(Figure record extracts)
- - - -
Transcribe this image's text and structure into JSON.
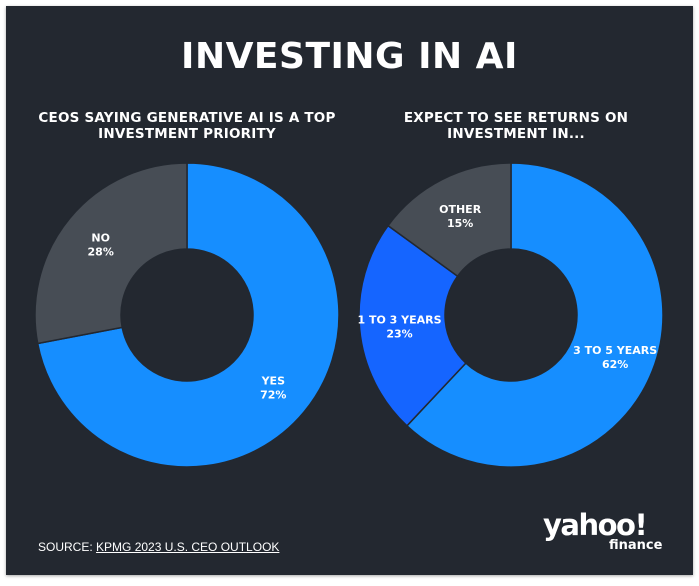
{
  "title": "INVESTING IN AI",
  "chart_data": [
    {
      "type": "pie",
      "title": "CEOS SAYING GENERATIVE AI IS A TOP INVESTMENT PRIORITY",
      "slices": [
        {
          "label": "YES",
          "value": 72,
          "value_label": "72%",
          "color": "#168EFF"
        },
        {
          "label": "NO",
          "value": 28,
          "value_label": "28%",
          "color": "#474D55"
        }
      ]
    },
    {
      "type": "pie",
      "title": "EXPECT TO SEE RETURNS ON INVESTMENT IN...",
      "slices": [
        {
          "label": "3 TO 5 YEARS",
          "value": 62,
          "value_label": "62%",
          "color": "#168EFF"
        },
        {
          "label": "1 TO 3 YEARS",
          "value": 23,
          "value_label": "23%",
          "color": "#1565FF"
        },
        {
          "label": "OTHER",
          "value": 15,
          "value_label": "15%",
          "color": "#474D55"
        }
      ]
    }
  ],
  "footer": {
    "source_prefix": "SOURCE: ",
    "source_link": "KPMG 2023 U.S. CEO OUTLOOK",
    "logo_main": "yahoo!",
    "logo_sub": "finance"
  },
  "colors": {
    "background": "#232830",
    "separator": "#232830",
    "text": "#FFFFFF"
  }
}
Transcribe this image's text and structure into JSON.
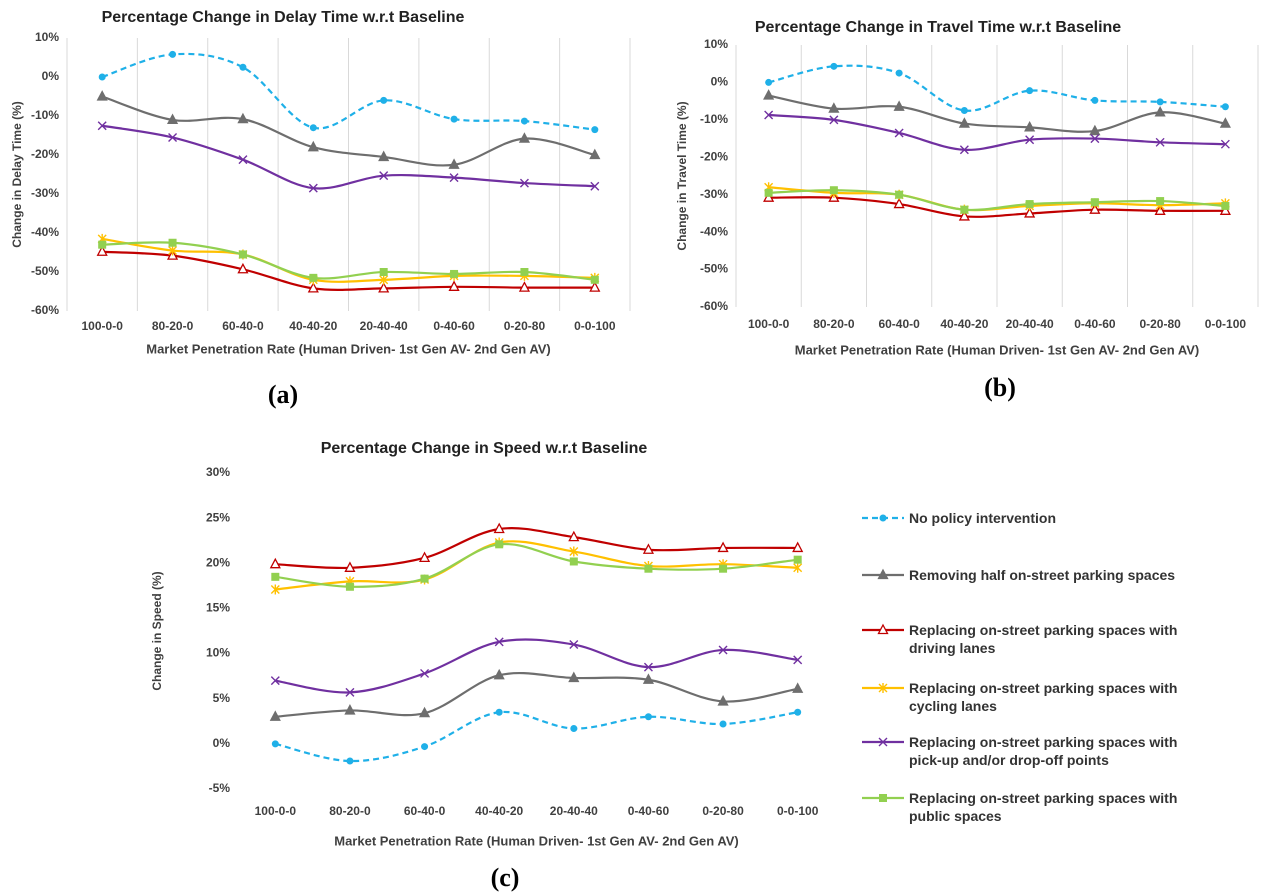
{
  "chart_data": [
    {
      "type": "line",
      "title": "Percentage Change in Delay Time  w.r.t Baseline",
      "caption": "(a)",
      "y_label": "Change in Delay Time (%)",
      "x_label": "Market Penetration Rate (Human Driven- 1st Gen AV- 2nd Gen AV)",
      "categories": [
        "100-0-0",
        "80-20-0",
        "60-40-0",
        "40-40-20",
        "20-40-40",
        "0-40-60",
        "0-20-80",
        "0-0-100"
      ],
      "ylim": [
        -60,
        10
      ],
      "yticks": [
        {
          "value": 10,
          "label": "10%"
        },
        {
          "value": 0,
          "label": "0%"
        },
        {
          "value": -10,
          "label": "-10%"
        },
        {
          "value": -20,
          "label": "-20%"
        },
        {
          "value": -30,
          "label": "-30%"
        },
        {
          "value": -40,
          "label": "-40%"
        },
        {
          "value": -50,
          "label": "-50%"
        },
        {
          "value": -60,
          "label": "-60%"
        }
      ],
      "vgrid": true,
      "series": [
        {
          "color": "#1fb0e8",
          "dashed": true,
          "marker": "circle",
          "values": [
            0,
            5.8,
            2.5,
            -13,
            -6,
            -10.8,
            -11.3,
            -13.5
          ]
        },
        {
          "color": "#6e6e6e",
          "marker": "triangle",
          "values": [
            -5,
            -11,
            -10.8,
            -18,
            -20.5,
            -22.5,
            -15.8,
            -20
          ]
        },
        {
          "color": "#c00000",
          "marker": "open-triangle",
          "values": [
            -44.8,
            -45.8,
            -49.3,
            -54.2,
            -54.2,
            -53.8,
            -54,
            -54
          ]
        },
        {
          "color": "#ffc000",
          "marker": "star",
          "values": [
            -41.5,
            -44.5,
            -45.5,
            -52,
            -52,
            -51,
            -51,
            -51.5
          ]
        },
        {
          "color": "#7030a0",
          "marker": "x",
          "values": [
            -12.5,
            -15.5,
            -21.2,
            -28.5,
            -25.3,
            -25.8,
            -27.2,
            -28
          ]
        },
        {
          "color": "#92d050",
          "marker": "square",
          "values": [
            -43,
            -42.5,
            -45.5,
            -51.5,
            -50,
            -50.5,
            -50,
            -52
          ]
        }
      ]
    },
    {
      "type": "line",
      "title": "Percentage Change in Travel Time  w.r.t Baseline",
      "caption": "(b)",
      "y_label": "Change in Travel Time (%)",
      "x_label": "Market Penetration Rate (Human Driven- 1st Gen AV- 2nd Gen AV)",
      "categories": [
        "100-0-0",
        "80-20-0",
        "60-40-0",
        "40-40-20",
        "20-40-40",
        "0-40-60",
        "0-20-80",
        "0-0-100"
      ],
      "ylim": [
        -60,
        10
      ],
      "yticks": [
        {
          "value": 10,
          "label": "10%"
        },
        {
          "value": 0,
          "label": "0%"
        },
        {
          "value": -10,
          "label": "-10%"
        },
        {
          "value": -20,
          "label": "-20%"
        },
        {
          "value": -30,
          "label": "-30%"
        },
        {
          "value": -40,
          "label": "-40%"
        },
        {
          "value": -50,
          "label": "-50%"
        },
        {
          "value": -60,
          "label": "-60%"
        }
      ],
      "vgrid": true,
      "series": [
        {
          "color": "#1fb0e8",
          "dashed": true,
          "marker": "circle",
          "values": [
            0,
            4.3,
            2.5,
            -7.5,
            -2.2,
            -4.8,
            -5.2,
            -6.5
          ]
        },
        {
          "color": "#6e6e6e",
          "marker": "triangle",
          "values": [
            -3.5,
            -7,
            -6.5,
            -11,
            -12,
            -13,
            -8,
            -11
          ]
        },
        {
          "color": "#c00000",
          "marker": "open-triangle",
          "values": [
            -30.8,
            -30.8,
            -32.5,
            -35.8,
            -35,
            -34,
            -34.3,
            -34.3
          ]
        },
        {
          "color": "#ffc000",
          "marker": "star",
          "values": [
            -28,
            -29.5,
            -30,
            -34,
            -33,
            -32.3,
            -32.8,
            -32.3
          ]
        },
        {
          "color": "#7030a0",
          "marker": "x",
          "values": [
            -8.7,
            -10,
            -13.5,
            -18,
            -15.3,
            -15,
            -16,
            -16.5
          ]
        },
        {
          "color": "#92d050",
          "marker": "square",
          "values": [
            -29.5,
            -28.8,
            -30,
            -34,
            -32.5,
            -32,
            -31.7,
            -33
          ]
        }
      ]
    },
    {
      "type": "line",
      "title": "Percentage Change in Speed w.r.t Baseline",
      "caption": "(c)",
      "y_label": "Change in Speed (%)",
      "x_label": "Market Penetration Rate (Human Driven- 1st Gen AV- 2nd Gen AV)",
      "categories": [
        "100-0-0",
        "80-20-0",
        "60-40-0",
        "40-40-20",
        "20-40-40",
        "0-40-60",
        "0-20-80",
        "0-0-100"
      ],
      "ylim": [
        -5,
        30
      ],
      "yticks": [
        {
          "value": 30,
          "label": "30%"
        },
        {
          "value": 25,
          "label": "25%"
        },
        {
          "value": 20,
          "label": "20%"
        },
        {
          "value": 15,
          "label": "15%"
        },
        {
          "value": 10,
          "label": "10%"
        },
        {
          "value": 5,
          "label": "5%"
        },
        {
          "value": 0,
          "label": "0%"
        },
        {
          "value": -5,
          "label": "-5%"
        }
      ],
      "vgrid": false,
      "legend": "right",
      "series": [
        {
          "name": "No policy intervention",
          "color": "#1fb0e8",
          "dashed": true,
          "marker": "circle",
          "values": [
            0,
            -1.9,
            -0.3,
            3.5,
            1.7,
            3,
            2.2,
            3.5
          ]
        },
        {
          "name": "Removing half on-street parking spaces",
          "color": "#6e6e6e",
          "marker": "triangle",
          "values": [
            3,
            3.7,
            3.4,
            7.6,
            7.3,
            7.1,
            4.7,
            6.1
          ]
        },
        {
          "name": "Replacing on-street parking spaces with driving lanes",
          "color": "#c00000",
          "marker": "open-triangle",
          "values": [
            19.9,
            19.5,
            20.6,
            23.8,
            22.9,
            21.5,
            21.7,
            21.7
          ]
        },
        {
          "name": "Replacing on-street parking spaces with cycling lanes",
          "color": "#ffc000",
          "marker": "star",
          "values": [
            17.1,
            18,
            18.2,
            22.3,
            21.3,
            19.7,
            19.9,
            19.5
          ]
        },
        {
          "name": "Replacing on-street parking spaces with pick-up and/or drop-off points",
          "color": "#7030a0",
          "marker": "x",
          "values": [
            7,
            5.7,
            7.8,
            11.3,
            11,
            8.5,
            10.4,
            9.3
          ]
        },
        {
          "name": "Replacing on-street parking spaces with public spaces",
          "color": "#92d050",
          "marker": "square",
          "values": [
            18.5,
            17.4,
            18.3,
            22.1,
            20.2,
            19.4,
            19.4,
            20.4
          ]
        }
      ]
    }
  ]
}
- - - -
• **Instructions to follow**: Select every line in the material above where the string "street" occurs, and copy it.

• **Task output**:
          "name": "Removing half on-street parking spaces",
          "name": "Replacing on-street parking spaces with driving lanes",
          "name": "Replacing on-street parking spaces with cycling lanes",
          "name": "Replacing on-street parking spaces with pick-up and/or drop-off points",
          "name": "Replacing on-street parking spaces with public spaces",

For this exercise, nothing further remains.